● Task objective: Return, word for word, every line that follows.

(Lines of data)
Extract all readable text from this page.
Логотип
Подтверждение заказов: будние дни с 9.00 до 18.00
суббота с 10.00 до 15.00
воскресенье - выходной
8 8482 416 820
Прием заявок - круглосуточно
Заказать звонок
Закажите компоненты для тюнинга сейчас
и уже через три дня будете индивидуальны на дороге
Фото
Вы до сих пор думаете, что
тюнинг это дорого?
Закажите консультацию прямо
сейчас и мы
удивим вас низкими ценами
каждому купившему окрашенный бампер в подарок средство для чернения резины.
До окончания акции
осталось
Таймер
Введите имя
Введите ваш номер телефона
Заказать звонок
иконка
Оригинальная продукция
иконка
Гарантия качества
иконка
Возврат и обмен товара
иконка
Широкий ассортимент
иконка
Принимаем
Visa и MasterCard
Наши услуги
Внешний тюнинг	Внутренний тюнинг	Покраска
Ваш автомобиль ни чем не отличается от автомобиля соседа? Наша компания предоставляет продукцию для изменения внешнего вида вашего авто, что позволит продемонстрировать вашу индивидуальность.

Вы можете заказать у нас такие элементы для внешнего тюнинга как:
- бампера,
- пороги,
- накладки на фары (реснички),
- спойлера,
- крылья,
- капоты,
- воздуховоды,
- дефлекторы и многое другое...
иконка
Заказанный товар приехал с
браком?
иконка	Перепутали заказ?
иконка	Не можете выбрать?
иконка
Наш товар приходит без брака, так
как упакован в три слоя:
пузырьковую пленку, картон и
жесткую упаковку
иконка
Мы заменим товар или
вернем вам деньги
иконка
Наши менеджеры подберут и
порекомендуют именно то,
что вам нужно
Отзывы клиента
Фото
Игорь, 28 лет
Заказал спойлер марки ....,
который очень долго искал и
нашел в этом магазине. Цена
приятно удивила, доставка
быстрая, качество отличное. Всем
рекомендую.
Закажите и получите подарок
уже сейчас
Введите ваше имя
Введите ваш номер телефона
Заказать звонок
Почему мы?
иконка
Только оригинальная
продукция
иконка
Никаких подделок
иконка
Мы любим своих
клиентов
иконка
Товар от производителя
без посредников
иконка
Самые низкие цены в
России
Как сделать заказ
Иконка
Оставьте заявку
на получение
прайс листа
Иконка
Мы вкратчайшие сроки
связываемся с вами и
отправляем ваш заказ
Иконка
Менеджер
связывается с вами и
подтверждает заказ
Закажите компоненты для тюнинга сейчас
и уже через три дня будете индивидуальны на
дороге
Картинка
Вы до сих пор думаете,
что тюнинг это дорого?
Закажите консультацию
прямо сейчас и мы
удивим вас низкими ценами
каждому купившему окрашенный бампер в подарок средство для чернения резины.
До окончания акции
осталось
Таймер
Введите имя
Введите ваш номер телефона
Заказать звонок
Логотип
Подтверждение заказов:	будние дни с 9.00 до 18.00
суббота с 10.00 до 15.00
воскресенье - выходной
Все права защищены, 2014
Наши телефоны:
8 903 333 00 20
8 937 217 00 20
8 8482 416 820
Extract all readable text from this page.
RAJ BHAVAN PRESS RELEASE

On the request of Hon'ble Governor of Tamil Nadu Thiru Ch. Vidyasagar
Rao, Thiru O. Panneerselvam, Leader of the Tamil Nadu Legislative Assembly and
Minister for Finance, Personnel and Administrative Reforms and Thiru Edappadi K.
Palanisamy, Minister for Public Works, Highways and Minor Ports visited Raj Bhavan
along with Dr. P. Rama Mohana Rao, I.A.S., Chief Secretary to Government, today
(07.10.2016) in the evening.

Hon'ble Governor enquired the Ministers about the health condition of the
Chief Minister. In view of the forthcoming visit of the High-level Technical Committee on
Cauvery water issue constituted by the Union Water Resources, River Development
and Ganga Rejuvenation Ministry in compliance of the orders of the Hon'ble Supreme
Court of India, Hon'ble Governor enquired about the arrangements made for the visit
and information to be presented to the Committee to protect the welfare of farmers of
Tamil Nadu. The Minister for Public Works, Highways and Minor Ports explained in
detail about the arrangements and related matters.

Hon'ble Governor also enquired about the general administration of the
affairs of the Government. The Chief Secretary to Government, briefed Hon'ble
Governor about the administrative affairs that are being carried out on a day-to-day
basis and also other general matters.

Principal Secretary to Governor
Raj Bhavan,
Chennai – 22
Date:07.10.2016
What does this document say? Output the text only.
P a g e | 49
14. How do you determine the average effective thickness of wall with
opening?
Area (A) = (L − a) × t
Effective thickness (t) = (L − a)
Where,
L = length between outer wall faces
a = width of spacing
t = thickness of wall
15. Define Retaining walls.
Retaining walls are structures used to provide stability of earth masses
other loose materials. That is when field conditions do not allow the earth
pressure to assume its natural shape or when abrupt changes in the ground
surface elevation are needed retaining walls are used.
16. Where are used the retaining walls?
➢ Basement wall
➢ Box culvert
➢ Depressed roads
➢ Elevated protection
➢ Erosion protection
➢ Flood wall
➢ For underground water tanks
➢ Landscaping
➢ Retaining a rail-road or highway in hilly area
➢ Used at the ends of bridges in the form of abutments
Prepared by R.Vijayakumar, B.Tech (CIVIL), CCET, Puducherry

● Written solution:
Extract all readable text from this page.
Логотип
Подтверждение заказов: будние дни с 9.00 до 18.00
суббота с 10.00 до 15.00
воскресенье - выходной
8 8482 416 820
Прием заявок - круглосуточно
Заказать звонок
Закажите компоненты для тюнинга сейчас
и уже через три дня будете индивидуальны на дороге
Фото
Вы до сих пор думаете, что
тюнинг это дорого?
Закажите консультацию прямо
сейчас и мы
удивим вас низкими ценами
каждому купившему окрашенный бампер в подарок средство для чернения резины.
До окончания акции
осталось
Таймер
Введите имя
Введите ваш номер телефона
Заказать звонок
иконка
Оригинальная продукция
иконка
Гарантия качества
иконка
Возврат и обмен товара
иконка
Широкий ассортимент
иконка
Принимаем
Visa и MasterCard
Наши услуги
Внешний тюнинг	Внутренний тюнинг	Покраска
Ваш автомобиль ни чем не отличается от автомобиля соседа? Наша компания предоставляет продукцию для изменения внешнего вида вашего авто, что позволит продемонстрировать вашу индивидуальность.

Вы можете заказать у нас такие элементы для внешнего тюнинга как:
- бампера,
- пороги,
- накладки на фары (реснички),
- спойлера,
- крылья,
- капоты,
- воздуховоды,
- дефлекторы и многое другое...
иконка
Заказанный товар приехал с
браком?
иконка	Перепутали заказ?
иконка	Не можете выбрать?
иконка
Наш товар приходит без брака, так
как упакован в три слоя:
пузырьковую пленку, картон и
жесткую упаковку
иконка
Мы заменим товар или
вернем вам деньги
иконка
Наши менеджеры подберут и
порекомендуют именно то,
что вам нужно
Отзывы клиента
Фото
Игорь, 28 лет
Заказал спойлер марки ....,
который очень долго искал и
нашел в этом магазине. Цена
приятно удивила, доставка
быстрая, качество отличное. Всем
рекомендую.
Закажите и получите подарок
уже сейчас
Введите ваше имя
Введите ваш номер телефона
Заказать звонок
Почему мы?
иконка
Только оригинальная
продукция
иконка
Никаких подделок
иконка
Мы любим своих
клиентов
иконка
Товар от производителя
без посредников
иконка
Самые низкие цены в
России
Как сделать заказ
Иконка
Оставьте заявку
на получение
прайс листа
Иконка
Мы вкратчайшие сроки
связываемся с вами и
отправляем ваш заказ
Иконка
Менеджер
связывается с вами и
подтверждает заказ
Закажите компоненты для тюнинга сейчас
и уже через три дня будете индивидуальны на
дороге
Картинка
Вы до сих пор думаете,
что тюнинг это дорого?
Закажите консультацию
прямо сейчас и мы
удивим вас низкими ценами
каждому купившему окрашенный бампер в подарок средство для чернения резины.
До окончания акции
осталось
Таймер
Введите имя
Введите ваш номер телефона
Заказать звонок
Логотип
Подтверждение заказов:	будние дни с 9.00 до 18.00
суббота с 10.00 до 15.00
воскресенье - выходной
Все права защищены, 2014
Наши телефоны:
8 903 333 00 20
8 937 217 00 20
8 8482 416 820
Extract all readable text from this page.
RAJ BHAVAN PRESS RELEASE

On the request of Hon'ble Governor of Tamil Nadu Thiru Ch. Vidyasagar
Rao, Thiru O. Panneerselvam, Leader of the Tamil Nadu Legislative Assembly and
Minister for Finance, Personnel and Administrative Reforms and Thiru Edappadi K.
Palanisamy, Minister for Public Works, Highways and Minor Ports visited Raj Bhavan
along with Dr. P. Rama Mohana Rao, I.A.S., Chief Secretary to Government, today
(07.10.2016) in the evening.

Hon'ble Governor enquired the Ministers about the health condition of the
Chief Minister. In view of the forthcoming visit of the High-level Technical Committee on
Cauvery water issue constituted by the Union Water Resources, River Development
and Ganga Rejuvenation Ministry in compliance of the orders of the Hon'ble Supreme
Court of India, Hon'ble Governor enquired about the arrangements made for the visit
and information to be presented to the Committee to protect the welfare of farmers of
Tamil Nadu. The Minister for Public Works, Highways and Minor Ports explained in
detail about the arrangements and related matters.

Hon'ble Governor also enquired about the general administration of the
affairs of the Government. The Chief Secretary to Government, briefed Hon'ble
Governor about the administrative affairs that are being carried out on a day-to-day
basis and also other general matters.

Principal Secretary to Governor
Raj Bhavan,
Chennai – 22
Date:07.10.2016
What does this document say? Output the text only.
P a g e | 49
14. How do you determine the average effective thickness of wall with
opening?
Area (A) = (L − a) × t
Effective thickness (t) = (L − a)
Where,
L = length between outer wall faces
a = width of spacing
t = thickness of wall
15. Define Retaining walls.
Retaining walls are structures used to provide stability of earth masses
other loose materials. That is when field conditions do not allow the earth
pressure to assume its natural shape or when abrupt changes in the ground
surface elevation are needed retaining walls are used.
16. Where are used the retaining walls?
➢ Basement wall
➢ Box culvert
➢ Depressed roads
➢ Elevated protection
➢ Erosion protection
➢ Flood wall
➢ For underground water tanks
➢ Landscaping
➢ Retaining a rail-road or highway in hilly area
➢ Used at the ends of bridges in the form of abutments
Prepared by R.Vijayakumar, B.Tech (CIVIL), CCET, Puducherry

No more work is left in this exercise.